• [What to do]: For this exercise, copy out each line of the material below that includes "nặng".

• [Data shown]:
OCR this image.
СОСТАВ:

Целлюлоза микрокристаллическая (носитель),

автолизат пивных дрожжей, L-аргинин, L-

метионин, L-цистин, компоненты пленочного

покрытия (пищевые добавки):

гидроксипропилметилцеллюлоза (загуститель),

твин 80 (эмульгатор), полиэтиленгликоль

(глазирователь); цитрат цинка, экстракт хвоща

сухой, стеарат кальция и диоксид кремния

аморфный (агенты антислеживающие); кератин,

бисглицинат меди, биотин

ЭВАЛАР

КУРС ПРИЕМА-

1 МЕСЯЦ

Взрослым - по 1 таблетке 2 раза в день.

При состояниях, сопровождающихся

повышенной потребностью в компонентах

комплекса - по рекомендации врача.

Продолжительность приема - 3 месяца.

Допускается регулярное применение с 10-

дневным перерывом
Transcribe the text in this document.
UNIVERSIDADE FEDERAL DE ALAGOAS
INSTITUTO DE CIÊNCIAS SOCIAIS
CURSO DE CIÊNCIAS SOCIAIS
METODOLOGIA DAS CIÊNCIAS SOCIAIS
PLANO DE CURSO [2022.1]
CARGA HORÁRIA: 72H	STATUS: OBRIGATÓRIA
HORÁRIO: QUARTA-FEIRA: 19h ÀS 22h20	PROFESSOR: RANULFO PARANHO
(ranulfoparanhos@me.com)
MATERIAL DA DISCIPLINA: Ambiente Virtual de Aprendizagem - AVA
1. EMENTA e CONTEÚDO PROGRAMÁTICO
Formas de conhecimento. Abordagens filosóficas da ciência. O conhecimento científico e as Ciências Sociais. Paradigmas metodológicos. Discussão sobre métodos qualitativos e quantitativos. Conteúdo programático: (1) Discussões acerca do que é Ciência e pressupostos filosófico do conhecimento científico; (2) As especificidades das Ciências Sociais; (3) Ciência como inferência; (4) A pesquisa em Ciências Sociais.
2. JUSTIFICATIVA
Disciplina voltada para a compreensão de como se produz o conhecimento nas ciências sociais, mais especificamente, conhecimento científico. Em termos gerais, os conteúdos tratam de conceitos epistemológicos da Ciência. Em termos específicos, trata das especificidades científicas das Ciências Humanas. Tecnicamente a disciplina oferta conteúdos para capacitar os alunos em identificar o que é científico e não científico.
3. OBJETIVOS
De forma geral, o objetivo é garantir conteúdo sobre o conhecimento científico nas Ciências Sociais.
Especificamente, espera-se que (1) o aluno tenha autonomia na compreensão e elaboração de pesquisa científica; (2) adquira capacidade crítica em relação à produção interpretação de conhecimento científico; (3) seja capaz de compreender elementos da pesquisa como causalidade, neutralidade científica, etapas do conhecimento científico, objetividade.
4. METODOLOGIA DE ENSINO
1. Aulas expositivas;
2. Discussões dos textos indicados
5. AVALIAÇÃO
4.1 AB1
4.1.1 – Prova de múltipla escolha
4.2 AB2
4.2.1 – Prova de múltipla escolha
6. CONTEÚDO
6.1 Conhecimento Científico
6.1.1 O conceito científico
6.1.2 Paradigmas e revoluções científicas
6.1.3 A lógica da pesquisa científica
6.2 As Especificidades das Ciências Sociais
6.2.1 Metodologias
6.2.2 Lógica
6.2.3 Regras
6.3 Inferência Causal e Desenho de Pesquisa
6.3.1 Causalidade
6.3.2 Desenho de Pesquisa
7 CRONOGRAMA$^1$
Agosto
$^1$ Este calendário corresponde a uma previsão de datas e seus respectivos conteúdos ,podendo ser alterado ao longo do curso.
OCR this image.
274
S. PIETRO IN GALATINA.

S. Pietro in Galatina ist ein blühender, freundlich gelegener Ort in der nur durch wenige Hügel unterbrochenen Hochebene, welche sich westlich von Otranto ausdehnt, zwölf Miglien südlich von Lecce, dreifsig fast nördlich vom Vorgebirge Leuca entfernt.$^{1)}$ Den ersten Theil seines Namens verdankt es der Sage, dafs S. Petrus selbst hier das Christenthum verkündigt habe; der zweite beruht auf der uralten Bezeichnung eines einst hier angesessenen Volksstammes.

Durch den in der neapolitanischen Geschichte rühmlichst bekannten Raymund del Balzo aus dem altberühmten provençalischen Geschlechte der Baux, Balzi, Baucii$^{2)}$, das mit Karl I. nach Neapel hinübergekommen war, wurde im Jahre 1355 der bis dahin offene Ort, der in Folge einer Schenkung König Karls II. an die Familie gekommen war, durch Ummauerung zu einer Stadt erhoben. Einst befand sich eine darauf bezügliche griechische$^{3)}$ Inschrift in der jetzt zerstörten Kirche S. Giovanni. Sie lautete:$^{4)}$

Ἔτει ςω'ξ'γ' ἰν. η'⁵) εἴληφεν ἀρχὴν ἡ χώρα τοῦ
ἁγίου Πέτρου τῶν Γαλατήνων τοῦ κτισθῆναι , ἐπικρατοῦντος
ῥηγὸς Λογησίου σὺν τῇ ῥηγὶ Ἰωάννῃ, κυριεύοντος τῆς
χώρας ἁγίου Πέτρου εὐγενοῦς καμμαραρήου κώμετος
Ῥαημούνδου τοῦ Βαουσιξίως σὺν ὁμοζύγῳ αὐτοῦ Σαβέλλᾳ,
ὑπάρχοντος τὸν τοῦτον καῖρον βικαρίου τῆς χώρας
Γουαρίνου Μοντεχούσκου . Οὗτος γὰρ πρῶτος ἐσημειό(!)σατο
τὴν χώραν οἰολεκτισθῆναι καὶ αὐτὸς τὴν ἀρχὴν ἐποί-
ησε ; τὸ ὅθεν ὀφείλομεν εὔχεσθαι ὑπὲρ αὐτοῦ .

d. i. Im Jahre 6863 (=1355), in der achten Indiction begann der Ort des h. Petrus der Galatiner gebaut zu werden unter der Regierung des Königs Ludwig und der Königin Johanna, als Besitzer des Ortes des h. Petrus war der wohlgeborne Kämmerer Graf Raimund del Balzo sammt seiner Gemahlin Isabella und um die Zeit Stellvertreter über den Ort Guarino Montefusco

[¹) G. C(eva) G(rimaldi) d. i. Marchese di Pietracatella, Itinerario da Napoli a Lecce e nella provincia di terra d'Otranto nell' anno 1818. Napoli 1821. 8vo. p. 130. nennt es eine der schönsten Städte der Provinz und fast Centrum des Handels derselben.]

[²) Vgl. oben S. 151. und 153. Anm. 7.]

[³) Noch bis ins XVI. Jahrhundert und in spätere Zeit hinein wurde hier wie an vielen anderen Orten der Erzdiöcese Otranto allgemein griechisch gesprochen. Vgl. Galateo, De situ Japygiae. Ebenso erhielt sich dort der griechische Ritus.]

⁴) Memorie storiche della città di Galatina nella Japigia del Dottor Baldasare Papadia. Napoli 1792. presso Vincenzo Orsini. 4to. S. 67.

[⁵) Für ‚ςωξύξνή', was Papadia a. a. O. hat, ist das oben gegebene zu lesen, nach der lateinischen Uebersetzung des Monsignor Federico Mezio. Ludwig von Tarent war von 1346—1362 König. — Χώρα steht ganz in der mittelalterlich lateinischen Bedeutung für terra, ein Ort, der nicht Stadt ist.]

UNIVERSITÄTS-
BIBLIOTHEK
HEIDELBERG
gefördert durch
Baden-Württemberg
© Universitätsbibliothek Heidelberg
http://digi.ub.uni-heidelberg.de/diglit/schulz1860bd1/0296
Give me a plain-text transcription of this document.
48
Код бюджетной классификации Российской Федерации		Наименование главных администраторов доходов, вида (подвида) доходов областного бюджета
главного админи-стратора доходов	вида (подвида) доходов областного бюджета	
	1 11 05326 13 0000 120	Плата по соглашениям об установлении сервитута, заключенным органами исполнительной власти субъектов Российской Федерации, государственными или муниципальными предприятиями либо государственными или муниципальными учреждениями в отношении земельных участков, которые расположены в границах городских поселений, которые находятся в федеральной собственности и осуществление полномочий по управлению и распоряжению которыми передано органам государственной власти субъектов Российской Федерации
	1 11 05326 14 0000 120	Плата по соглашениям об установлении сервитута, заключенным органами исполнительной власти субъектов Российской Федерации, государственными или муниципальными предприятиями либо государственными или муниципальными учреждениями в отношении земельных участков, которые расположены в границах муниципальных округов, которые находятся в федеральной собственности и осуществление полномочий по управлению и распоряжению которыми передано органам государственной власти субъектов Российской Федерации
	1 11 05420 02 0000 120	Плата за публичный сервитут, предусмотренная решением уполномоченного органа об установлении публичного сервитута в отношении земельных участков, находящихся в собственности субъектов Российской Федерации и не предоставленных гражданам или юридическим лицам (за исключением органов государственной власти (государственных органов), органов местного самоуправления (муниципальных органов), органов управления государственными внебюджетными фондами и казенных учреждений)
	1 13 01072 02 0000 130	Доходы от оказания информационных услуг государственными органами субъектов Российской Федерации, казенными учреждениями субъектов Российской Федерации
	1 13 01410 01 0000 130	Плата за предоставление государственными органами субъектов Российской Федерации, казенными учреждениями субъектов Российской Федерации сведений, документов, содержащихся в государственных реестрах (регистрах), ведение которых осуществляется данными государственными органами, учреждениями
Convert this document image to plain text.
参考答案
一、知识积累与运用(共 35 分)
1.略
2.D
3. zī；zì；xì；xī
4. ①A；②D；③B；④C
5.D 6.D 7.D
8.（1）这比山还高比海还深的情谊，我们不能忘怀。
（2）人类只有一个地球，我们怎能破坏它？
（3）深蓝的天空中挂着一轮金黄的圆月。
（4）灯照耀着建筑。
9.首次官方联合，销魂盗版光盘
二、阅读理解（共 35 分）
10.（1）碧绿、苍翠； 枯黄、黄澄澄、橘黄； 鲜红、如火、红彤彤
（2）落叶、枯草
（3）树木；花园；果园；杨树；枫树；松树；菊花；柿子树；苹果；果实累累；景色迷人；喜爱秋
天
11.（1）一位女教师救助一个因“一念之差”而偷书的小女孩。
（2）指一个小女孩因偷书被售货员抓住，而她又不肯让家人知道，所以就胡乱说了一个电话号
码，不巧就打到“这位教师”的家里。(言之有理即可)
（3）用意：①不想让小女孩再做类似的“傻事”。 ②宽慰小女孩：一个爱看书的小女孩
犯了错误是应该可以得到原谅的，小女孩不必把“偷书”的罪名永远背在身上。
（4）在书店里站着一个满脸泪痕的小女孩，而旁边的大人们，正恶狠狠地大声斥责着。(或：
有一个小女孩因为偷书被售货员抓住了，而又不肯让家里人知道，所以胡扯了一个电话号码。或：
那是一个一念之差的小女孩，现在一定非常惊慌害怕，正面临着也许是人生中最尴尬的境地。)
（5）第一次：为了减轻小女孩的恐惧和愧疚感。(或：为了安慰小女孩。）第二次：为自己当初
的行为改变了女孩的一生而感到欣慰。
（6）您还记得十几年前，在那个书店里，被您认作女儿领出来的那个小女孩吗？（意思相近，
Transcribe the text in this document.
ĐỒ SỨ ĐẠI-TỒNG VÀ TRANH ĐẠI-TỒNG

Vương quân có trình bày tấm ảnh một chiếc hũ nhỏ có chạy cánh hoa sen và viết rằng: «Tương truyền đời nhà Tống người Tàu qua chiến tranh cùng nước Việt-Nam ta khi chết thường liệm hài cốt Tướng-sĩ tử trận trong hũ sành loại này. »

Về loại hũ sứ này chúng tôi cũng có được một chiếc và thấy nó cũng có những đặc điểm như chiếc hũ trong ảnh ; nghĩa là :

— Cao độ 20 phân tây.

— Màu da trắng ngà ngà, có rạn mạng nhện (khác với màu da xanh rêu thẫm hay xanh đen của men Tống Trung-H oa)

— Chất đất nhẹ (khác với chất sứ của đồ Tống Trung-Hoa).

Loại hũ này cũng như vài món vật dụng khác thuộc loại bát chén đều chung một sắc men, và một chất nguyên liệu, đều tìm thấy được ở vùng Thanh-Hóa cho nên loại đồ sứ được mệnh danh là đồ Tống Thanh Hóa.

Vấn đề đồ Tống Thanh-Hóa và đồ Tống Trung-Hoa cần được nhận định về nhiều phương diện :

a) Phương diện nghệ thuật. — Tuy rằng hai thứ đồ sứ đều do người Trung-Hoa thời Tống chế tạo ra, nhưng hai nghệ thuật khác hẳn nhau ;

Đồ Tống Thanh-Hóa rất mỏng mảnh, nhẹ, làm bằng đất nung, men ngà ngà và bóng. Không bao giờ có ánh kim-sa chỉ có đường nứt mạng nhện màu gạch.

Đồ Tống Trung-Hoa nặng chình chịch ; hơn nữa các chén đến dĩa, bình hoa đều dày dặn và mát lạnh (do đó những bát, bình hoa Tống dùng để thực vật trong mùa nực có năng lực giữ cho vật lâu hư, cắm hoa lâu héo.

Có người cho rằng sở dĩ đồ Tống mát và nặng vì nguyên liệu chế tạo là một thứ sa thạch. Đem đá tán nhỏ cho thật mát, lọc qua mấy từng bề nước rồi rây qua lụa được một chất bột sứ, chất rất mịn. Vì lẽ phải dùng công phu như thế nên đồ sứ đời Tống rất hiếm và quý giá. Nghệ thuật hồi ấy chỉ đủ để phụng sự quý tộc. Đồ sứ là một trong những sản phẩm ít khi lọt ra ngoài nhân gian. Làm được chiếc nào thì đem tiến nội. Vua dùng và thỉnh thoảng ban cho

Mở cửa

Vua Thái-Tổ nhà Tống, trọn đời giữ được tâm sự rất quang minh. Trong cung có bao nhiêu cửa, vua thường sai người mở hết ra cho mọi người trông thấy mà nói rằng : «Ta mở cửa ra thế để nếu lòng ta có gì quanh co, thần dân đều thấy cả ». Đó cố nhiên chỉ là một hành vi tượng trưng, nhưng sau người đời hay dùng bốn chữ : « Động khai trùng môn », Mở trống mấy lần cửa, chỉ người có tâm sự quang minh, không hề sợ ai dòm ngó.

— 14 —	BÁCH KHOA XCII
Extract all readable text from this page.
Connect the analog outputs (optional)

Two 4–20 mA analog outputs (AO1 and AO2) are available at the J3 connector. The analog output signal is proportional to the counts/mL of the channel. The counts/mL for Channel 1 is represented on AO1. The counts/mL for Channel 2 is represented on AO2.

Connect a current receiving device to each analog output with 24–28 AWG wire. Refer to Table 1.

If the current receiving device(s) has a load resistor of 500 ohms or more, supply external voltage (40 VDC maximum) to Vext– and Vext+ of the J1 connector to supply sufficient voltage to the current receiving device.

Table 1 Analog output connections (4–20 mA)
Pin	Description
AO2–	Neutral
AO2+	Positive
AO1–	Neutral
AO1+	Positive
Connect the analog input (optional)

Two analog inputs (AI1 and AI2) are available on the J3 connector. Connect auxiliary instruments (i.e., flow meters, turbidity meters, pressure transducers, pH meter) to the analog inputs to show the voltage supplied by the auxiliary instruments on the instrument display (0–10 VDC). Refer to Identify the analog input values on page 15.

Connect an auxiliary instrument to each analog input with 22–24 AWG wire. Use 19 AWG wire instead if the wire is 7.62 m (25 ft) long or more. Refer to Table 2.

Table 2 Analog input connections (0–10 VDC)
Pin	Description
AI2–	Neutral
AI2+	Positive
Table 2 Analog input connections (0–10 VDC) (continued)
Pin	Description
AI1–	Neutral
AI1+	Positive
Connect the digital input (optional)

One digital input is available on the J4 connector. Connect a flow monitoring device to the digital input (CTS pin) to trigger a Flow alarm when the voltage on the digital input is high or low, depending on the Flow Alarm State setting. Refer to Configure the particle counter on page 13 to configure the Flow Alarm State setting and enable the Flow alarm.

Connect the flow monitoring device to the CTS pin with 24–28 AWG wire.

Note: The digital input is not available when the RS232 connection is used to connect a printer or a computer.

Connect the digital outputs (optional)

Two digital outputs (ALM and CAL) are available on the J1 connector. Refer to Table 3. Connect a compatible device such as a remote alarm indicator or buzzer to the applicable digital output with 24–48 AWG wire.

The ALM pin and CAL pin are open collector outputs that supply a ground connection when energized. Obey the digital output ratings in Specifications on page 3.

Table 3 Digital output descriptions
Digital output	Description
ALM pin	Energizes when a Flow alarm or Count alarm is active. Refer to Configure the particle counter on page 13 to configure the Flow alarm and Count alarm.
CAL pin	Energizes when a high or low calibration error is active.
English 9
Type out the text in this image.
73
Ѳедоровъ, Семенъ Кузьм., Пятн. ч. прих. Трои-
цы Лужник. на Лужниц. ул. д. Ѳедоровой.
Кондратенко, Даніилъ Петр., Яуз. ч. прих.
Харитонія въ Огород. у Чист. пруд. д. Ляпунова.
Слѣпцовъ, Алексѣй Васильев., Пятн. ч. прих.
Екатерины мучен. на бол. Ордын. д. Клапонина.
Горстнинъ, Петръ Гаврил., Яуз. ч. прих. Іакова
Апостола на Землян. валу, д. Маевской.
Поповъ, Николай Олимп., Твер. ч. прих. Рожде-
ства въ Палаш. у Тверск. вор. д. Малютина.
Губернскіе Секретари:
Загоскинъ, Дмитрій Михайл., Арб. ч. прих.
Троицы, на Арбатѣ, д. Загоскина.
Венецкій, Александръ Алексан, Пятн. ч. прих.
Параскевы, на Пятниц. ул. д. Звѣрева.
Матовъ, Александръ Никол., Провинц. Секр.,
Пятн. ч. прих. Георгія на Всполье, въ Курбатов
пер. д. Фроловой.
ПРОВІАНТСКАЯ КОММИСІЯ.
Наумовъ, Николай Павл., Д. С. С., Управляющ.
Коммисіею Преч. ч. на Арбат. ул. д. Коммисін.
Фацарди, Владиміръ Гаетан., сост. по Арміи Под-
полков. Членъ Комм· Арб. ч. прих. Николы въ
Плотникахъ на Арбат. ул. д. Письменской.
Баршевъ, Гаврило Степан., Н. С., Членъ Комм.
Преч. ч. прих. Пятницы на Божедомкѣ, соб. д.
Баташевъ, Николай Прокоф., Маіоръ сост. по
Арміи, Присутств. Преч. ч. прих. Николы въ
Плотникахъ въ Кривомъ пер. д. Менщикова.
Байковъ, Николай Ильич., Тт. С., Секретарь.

• [Reply to the task]:
Đồ Tống Trung-Hoa nặng chình chịch ; hơn nữa các chén đến dĩa, bình hoa đều dày dặn và mát lạnh (do đó những bát, bình hoa Tống dùng để thực vật trong mùa nực có năng lực giữ cho vật lâu hư, cắm hoa lâu héo.
Có người cho rằng sở dĩ đồ Tống mát và nặng vì nguyên liệu chế tạo là một thứ sa thạch. Đem đá tán nhỏ cho thật mát, lọc qua mấy từng bề nước rồi rây qua lụa được một chất bột sứ, chất rất mịn. Vì lẽ phải dùng công phu như thế nên đồ sứ đời Tống rất hiếm và quý giá. Nghệ thuật hồi ấy chỉ đủ để phụng sự quý tộc. Đồ sứ là một trong những sản phẩm ít khi lọt ra ngoài nhân gian. Làm được chiếc nào thì đem tiến nội. Vua dùng và thỉnh thoảng ban cho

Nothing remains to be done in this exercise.